All entries are to be given again verbatim.

--------------------------------------------------

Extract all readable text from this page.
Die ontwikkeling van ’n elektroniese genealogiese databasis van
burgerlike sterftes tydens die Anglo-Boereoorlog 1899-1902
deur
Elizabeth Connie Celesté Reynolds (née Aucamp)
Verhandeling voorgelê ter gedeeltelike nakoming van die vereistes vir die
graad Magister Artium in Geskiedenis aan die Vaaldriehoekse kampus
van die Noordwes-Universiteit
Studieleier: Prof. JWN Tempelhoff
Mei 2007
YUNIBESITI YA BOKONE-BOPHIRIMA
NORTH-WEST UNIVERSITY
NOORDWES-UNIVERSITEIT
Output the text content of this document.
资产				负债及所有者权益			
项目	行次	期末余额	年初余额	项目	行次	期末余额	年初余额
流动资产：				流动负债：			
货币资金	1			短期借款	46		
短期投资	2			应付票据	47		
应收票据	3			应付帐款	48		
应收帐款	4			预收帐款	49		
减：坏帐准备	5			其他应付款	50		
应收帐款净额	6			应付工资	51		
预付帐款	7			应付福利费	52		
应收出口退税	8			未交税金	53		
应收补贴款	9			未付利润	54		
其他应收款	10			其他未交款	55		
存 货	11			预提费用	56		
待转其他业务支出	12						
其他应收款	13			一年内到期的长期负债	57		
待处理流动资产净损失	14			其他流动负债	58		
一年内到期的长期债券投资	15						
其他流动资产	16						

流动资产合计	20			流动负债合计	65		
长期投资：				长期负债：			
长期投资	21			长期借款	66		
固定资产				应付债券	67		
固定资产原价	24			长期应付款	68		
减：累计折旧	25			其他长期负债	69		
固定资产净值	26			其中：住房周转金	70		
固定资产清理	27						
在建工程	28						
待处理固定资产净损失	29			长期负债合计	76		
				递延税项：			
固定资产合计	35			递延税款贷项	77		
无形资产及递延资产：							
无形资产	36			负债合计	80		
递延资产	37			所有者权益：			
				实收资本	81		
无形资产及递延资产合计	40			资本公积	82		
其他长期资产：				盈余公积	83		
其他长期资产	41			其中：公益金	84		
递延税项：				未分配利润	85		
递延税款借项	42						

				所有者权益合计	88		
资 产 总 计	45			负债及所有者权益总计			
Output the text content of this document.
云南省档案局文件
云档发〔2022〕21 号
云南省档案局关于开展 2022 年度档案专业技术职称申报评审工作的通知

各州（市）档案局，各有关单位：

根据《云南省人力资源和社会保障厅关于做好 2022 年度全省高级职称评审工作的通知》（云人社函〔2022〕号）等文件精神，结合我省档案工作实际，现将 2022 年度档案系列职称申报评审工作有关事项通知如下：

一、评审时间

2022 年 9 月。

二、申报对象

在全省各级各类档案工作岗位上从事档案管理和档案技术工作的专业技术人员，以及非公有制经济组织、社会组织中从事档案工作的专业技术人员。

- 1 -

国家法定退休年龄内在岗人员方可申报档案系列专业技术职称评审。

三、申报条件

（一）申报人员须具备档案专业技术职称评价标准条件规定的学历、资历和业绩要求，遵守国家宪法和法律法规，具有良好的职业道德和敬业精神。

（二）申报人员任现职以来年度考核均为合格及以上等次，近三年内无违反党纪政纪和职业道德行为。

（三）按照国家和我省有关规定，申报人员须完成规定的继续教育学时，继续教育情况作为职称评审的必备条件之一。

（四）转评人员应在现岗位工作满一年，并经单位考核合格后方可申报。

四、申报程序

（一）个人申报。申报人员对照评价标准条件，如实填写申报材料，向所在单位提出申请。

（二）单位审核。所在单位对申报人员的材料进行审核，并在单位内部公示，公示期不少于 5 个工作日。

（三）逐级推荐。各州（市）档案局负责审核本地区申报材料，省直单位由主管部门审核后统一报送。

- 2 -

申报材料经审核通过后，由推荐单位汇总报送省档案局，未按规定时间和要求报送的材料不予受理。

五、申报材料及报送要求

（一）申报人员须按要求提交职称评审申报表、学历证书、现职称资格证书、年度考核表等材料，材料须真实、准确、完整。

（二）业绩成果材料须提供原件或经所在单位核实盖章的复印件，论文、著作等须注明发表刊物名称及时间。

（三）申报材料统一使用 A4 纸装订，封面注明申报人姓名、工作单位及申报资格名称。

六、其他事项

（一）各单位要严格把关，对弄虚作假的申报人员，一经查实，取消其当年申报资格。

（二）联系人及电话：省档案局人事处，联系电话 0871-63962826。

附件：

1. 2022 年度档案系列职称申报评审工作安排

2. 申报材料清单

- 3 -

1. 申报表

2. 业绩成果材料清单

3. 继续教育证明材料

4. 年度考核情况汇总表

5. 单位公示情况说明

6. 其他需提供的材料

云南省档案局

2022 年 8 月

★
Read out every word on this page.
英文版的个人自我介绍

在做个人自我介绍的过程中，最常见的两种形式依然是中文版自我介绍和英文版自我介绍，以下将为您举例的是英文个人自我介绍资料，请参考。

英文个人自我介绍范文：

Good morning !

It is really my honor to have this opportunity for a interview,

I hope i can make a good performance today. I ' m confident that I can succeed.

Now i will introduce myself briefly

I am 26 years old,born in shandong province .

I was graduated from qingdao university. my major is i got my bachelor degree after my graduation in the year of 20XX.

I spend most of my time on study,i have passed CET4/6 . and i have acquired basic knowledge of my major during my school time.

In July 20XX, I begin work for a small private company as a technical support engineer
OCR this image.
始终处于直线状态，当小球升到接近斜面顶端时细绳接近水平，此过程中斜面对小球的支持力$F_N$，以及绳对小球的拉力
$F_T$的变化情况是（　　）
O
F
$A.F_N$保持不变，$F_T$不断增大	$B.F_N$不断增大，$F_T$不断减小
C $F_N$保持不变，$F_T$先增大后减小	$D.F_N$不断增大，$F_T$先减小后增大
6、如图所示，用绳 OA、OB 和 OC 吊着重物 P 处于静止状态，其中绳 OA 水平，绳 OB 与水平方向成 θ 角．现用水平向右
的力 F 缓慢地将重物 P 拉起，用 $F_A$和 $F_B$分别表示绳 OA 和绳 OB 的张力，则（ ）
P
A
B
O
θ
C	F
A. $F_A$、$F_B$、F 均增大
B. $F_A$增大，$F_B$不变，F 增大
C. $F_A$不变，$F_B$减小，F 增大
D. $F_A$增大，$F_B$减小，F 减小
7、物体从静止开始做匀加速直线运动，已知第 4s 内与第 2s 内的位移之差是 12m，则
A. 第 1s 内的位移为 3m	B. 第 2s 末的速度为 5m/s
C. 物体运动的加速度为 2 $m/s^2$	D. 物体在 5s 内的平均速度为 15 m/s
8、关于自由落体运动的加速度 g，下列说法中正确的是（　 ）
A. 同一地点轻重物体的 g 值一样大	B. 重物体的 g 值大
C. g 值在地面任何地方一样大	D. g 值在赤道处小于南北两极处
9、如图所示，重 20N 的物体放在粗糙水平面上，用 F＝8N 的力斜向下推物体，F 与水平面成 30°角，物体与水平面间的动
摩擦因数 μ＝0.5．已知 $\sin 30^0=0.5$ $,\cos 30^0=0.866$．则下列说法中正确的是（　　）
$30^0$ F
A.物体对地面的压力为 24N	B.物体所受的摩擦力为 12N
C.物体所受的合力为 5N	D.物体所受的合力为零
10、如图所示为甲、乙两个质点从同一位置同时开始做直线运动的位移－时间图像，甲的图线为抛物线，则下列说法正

--------------------------------------------------

__Response__:
Extract all readable text from this page.
Die ontwikkeling van ’n elektroniese genealogiese databasis van
burgerlike sterftes tydens die Anglo-Boereoorlog 1899-1902
deur
Elizabeth Connie Celesté Reynolds (née Aucamp)
Verhandeling voorgelê ter gedeeltelike nakoming van die vereistes vir die
graad Magister Artium in Geskiedenis aan die Vaaldriehoekse kampus
van die Noordwes-Universiteit
Studieleier: Prof. JWN Tempelhoff
Mei 2007
YUNIBESITI YA BOKONE-BOPHIRIMA
NORTH-WEST UNIVERSITY
NOORDWES-UNIVERSITEIT
Output the text content of this document.
资产				负债及所有者权益			
项目	行次	期末余额	年初余额	项目	行次	期末余额	年初余额
流动资产：				流动负债：			
货币资金	1			短期借款	46		
短期投资	2			应付票据	47		
应收票据	3			应付帐款	48		
应收帐款	4			预收帐款	49		
减：坏帐准备	5			其他应付款	50		
应收帐款净额	6			应付工资	51		
预付帐款	7			应付福利费	52		
应收出口退税	8			未交税金	53		
应收补贴款	9			未付利润	54		
其他应收款	10			其他未交款	55		
存 货	11			预提费用	56		
待转其他业务支出	12						
其他应收款	13			一年内到期的长期负债	57		
待处理流动资产净损失	14			其他流动负债	58		
一年内到期的长期债券投资	15						
其他流动资产	16						

流动资产合计	20			流动负债合计	65		
长期投资：				长期负债：			
长期投资	21			长期借款	66		
固定资产				应付债券	67		
固定资产原价	24			长期应付款	68		
减：累计折旧	25			其他长期负债	69		
固定资产净值	26			其中：住房周转金	70		
固定资产清理	27						
在建工程	28						
待处理固定资产净损失	29			长期负债合计	76		
				递延税项：			
固定资产合计	35			递延税款贷项	77		
无形资产及递延资产：							
无形资产	36			负债合计	80		
递延资产	37			所有者权益：			
				实收资本	81		
无形资产及递延资产合计	40			资本公积	82		
其他长期资产：				盈余公积	83		
其他长期资产	41			其中：公益金	84		
递延税项：				未分配利润	85		
递延税款借项	42						

				所有者权益合计	88		
资 产 总 计	45			负债及所有者权益总计			
Output the text content of this document.
云南省档案局文件
云档发〔2022〕21 号
云南省档案局关于开展 2022 年度档案专业技术职称申报评审工作的通知

各州（市）档案局，各有关单位：

根据《云南省人力资源和社会保障厅关于做好 2022 年度全省高级职称评审工作的通知》（云人社函〔2022〕号）等文件精神，结合我省档案工作实际，现将 2022 年度档案系列职称申报评审工作有关事项通知如下：

一、评审时间

2022 年 9 月。

二、申报对象

在全省各级各类档案工作岗位上从事档案管理和档案技术工作的专业技术人员，以及非公有制经济组织、社会组织中从事档案工作的专业技术人员。

- 1 -

国家法定退休年龄内在岗人员方可申报档案系列专业技术职称评审。

三、申报条件

（一）申报人员须具备档案专业技术职称评价标准条件规定的学历、资历和业绩要求，遵守国家宪法和法律法规，具有良好的职业道德和敬业精神。

（二）申报人员任现职以来年度考核均为合格及以上等次，近三年内无违反党纪政纪和职业道德行为。

（三）按照国家和我省有关规定，申报人员须完成规定的继续教育学时，继续教育情况作为职称评审的必备条件之一。

（四）转评人员应在现岗位工作满一年，并经单位考核合格后方可申报。

四、申报程序

（一）个人申报。申报人员对照评价标准条件，如实填写申报材料，向所在单位提出申请。

（二）单位审核。所在单位对申报人员的材料进行审核，并在单位内部公示，公示期不少于 5 个工作日。

（三）逐级推荐。各州（市）档案局负责审核本地区申报材料，省直单位由主管部门审核后统一报送。

- 2 -

申报材料经审核通过后，由推荐单位汇总报送省档案局，未按规定时间和要求报送的材料不予受理。

五、申报材料及报送要求

（一）申报人员须按要求提交职称评审申报表、学历证书、现职称资格证书、年度考核表等材料，材料须真实、准确、完整。

（二）业绩成果材料须提供原件或经所在单位核实盖章的复印件，论文、著作等须注明发表刊物名称及时间。

（三）申报材料统一使用 A4 纸装订，封面注明申报人姓名、工作单位及申报资格名称。

六、其他事项

（一）各单位要严格把关，对弄虚作假的申报人员，一经查实，取消其当年申报资格。

（二）联系人及电话：省档案局人事处，联系电话 0871-63962826。

附件：

1. 2022 年度档案系列职称申报评审工作安排

2. 申报材料清单

- 3 -

1. 申报表

2. 业绩成果材料清单

3. 继续教育证明材料

4. 年度考核情况汇总表

5. 单位公示情况说明

6. 其他需提供的材料

云南省档案局

2022 年 8 月

★
Read out every word on this page.
英文版的个人自我介绍

在做个人自我介绍的过程中，最常见的两种形式依然是中文版自我介绍和英文版自我介绍，以下将为您举例的是英文个人自我介绍资料，请参考。

英文个人自我介绍范文：

Good morning !

It is really my honor to have this opportunity for a interview,

I hope i can make a good performance today. I ' m confident that I can succeed.

Now i will introduce myself briefly

I am 26 years old,born in shandong province .

I was graduated from qingdao university. my major is i got my bachelor degree after my graduation in the year of 20XX.

I spend most of my time on study,i have passed CET4/6 . and i have acquired basic knowledge of my major during my school time.

In July 20XX, I begin work for a small private company as a technical support engineer
OCR this image.
始终处于直线状态，当小球升到接近斜面顶端时细绳接近水平，此过程中斜面对小球的支持力$F_N$，以及绳对小球的拉力
$F_T$的变化情况是（　　）
O
F
$A.F_N$保持不变，$F_T$不断增大	$B.F_N$不断增大，$F_T$不断减小
C $F_N$保持不变，$F_T$先增大后减小	$D.F_N$不断增大，$F_T$先减小后增大
6、如图所示，用绳 OA、OB 和 OC 吊着重物 P 处于静止状态，其中绳 OA 水平，绳 OB 与水平方向成 θ 角．现用水平向右
的力 F 缓慢地将重物 P 拉起，用 $F_A$和 $F_B$分别表示绳 OA 和绳 OB 的张力，则（ ）
P
A
B
O
θ
C	F
A. $F_A$、$F_B$、F 均增大
B. $F_A$增大，$F_B$不变，F 增大
C. $F_A$不变，$F_B$减小，F 增大
D. $F_A$增大，$F_B$减小，F 减小
7、物体从静止开始做匀加速直线运动，已知第 4s 内与第 2s 内的位移之差是 12m，则
A. 第 1s 内的位移为 3m	B. 第 2s 末的速度为 5m/s
C. 物体运动的加速度为 2 $m/s^2$	D. 物体在 5s 内的平均速度为 15 m/s
8、关于自由落体运动的加速度 g，下列说法中正确的是（　 ）
A. 同一地点轻重物体的 g 值一样大	B. 重物体的 g 值大
C. g 值在地面任何地方一样大	D. g 值在赤道处小于南北两极处
9、如图所示，重 20N 的物体放在粗糙水平面上，用 F＝8N 的力斜向下推物体，F 与水平面成 30°角，物体与水平面间的动
摩擦因数 μ＝0.5．已知 $\sin 30^0=0.5$ $,\cos 30^0=0.866$．则下列说法中正确的是（　　）
$30^0$ F
A.物体对地面的压力为 24N	B.物体所受的摩擦力为 12N
C.物体所受的合力为 5N	D.物体所受的合力为零
10、如图所示为甲、乙两个质点从同一位置同时开始做直线运动的位移－时间图像，甲的图线为抛物线，则下列说法正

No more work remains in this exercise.